▸ Aim: Search the data for the string "счет" and gather each line it is in.

>> begin Data shown

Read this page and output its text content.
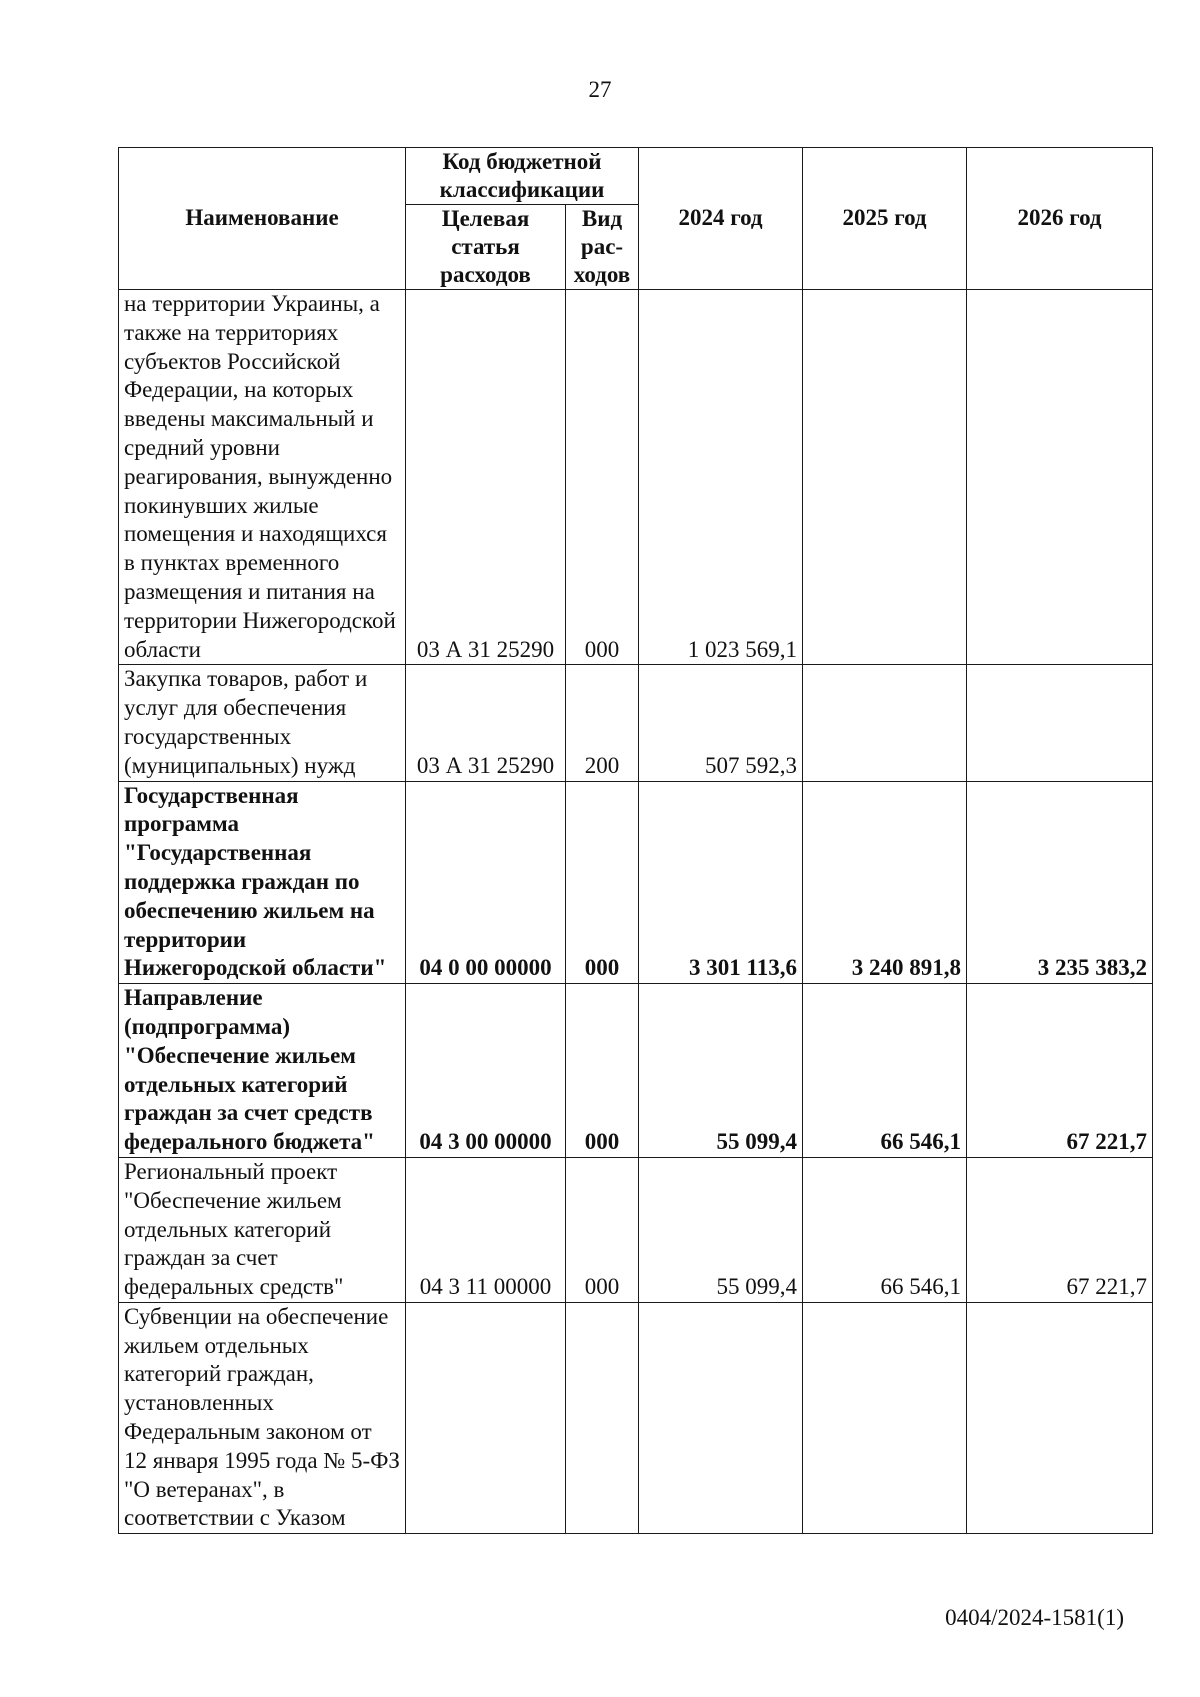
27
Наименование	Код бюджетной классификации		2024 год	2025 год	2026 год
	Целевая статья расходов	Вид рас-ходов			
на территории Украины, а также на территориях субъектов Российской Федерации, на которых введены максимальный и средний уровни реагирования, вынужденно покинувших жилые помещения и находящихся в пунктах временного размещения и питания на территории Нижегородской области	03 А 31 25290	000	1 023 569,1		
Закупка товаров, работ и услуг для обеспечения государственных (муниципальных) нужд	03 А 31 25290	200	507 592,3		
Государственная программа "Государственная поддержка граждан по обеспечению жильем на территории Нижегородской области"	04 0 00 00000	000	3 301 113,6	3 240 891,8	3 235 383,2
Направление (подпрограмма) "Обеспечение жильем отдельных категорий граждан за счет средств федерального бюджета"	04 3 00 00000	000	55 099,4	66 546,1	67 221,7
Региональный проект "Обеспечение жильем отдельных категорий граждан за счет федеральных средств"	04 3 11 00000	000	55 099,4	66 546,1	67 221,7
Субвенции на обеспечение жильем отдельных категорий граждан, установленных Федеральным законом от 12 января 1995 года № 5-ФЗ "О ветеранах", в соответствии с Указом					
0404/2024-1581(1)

>> end Data shown
>> begin Data shown

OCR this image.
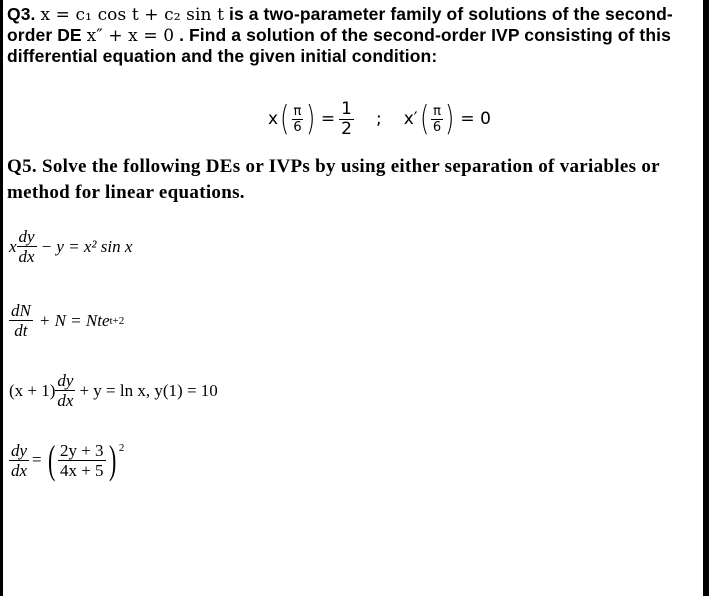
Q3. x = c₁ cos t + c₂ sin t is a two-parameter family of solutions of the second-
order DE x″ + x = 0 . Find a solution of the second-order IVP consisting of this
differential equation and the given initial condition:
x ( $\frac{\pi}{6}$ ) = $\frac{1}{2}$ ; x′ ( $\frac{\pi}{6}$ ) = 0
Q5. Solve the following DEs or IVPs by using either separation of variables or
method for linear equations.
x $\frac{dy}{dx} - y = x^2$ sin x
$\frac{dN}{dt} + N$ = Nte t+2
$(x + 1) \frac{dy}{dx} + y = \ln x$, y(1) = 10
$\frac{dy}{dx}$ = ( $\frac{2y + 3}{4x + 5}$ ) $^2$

>> end Data shown
>> begin Data shown

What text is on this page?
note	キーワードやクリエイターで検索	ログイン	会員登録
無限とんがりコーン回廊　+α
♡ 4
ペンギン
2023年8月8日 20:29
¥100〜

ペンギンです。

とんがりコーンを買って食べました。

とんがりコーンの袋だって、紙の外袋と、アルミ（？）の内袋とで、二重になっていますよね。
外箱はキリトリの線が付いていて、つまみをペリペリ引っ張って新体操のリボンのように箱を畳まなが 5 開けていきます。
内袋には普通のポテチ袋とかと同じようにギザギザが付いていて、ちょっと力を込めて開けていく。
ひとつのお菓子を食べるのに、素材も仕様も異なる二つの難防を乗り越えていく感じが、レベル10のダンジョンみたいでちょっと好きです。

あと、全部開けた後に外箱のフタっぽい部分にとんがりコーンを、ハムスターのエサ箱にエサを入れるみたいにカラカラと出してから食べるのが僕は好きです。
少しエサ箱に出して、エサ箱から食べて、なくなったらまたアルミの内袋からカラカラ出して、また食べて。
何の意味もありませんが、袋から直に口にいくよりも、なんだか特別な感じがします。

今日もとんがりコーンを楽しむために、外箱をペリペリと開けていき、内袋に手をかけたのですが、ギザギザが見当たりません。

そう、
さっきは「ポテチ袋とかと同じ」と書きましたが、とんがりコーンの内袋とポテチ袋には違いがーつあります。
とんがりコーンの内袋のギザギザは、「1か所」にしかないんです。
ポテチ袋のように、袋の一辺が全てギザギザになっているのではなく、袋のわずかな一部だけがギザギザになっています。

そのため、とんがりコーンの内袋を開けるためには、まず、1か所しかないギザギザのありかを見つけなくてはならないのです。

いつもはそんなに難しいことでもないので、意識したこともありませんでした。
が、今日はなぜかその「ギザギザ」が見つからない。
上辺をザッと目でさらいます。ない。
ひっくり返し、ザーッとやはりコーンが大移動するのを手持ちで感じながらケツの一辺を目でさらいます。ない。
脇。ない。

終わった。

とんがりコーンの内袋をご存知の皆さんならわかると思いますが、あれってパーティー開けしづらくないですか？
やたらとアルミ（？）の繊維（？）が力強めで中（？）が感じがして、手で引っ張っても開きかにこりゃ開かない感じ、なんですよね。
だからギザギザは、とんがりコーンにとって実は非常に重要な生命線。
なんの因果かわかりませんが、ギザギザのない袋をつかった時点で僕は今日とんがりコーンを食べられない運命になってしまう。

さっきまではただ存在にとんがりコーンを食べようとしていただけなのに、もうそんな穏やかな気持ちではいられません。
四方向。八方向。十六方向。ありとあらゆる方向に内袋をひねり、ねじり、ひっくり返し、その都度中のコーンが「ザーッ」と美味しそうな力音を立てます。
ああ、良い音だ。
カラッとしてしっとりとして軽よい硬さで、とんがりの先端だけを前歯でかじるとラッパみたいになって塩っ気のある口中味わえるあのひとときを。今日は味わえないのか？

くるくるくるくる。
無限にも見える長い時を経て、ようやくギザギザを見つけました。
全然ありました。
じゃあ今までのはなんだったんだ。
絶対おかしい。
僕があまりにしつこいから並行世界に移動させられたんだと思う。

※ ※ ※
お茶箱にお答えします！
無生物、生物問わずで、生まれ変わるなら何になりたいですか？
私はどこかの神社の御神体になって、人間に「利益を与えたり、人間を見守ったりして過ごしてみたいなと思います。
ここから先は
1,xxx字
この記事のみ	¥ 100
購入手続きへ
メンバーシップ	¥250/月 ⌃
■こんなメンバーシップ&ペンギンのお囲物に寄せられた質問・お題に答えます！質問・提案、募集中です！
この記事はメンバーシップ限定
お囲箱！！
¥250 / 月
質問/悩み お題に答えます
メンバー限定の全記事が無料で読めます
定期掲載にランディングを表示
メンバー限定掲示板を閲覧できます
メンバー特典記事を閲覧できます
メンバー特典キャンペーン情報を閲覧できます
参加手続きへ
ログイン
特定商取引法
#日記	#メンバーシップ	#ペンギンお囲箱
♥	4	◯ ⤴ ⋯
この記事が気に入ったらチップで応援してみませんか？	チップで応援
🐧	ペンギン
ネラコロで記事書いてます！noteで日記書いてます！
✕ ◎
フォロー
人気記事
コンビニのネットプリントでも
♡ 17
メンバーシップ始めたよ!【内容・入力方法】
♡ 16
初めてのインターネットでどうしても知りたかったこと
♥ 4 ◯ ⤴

>> end Data shown

▸ The reply:
Направление (подпрограмма) "Обеспечение жильем отдельных категорий граждан за счет средств федерального бюджета"	04 3 00 00000	000	55 099,4	66 546,1	67 221,7
Региональный проект "Обеспечение жильем отдельных категорий граждан за счет федеральных средств"	04 3 11 00000	000	55 099,4	66 546,1	67 221,7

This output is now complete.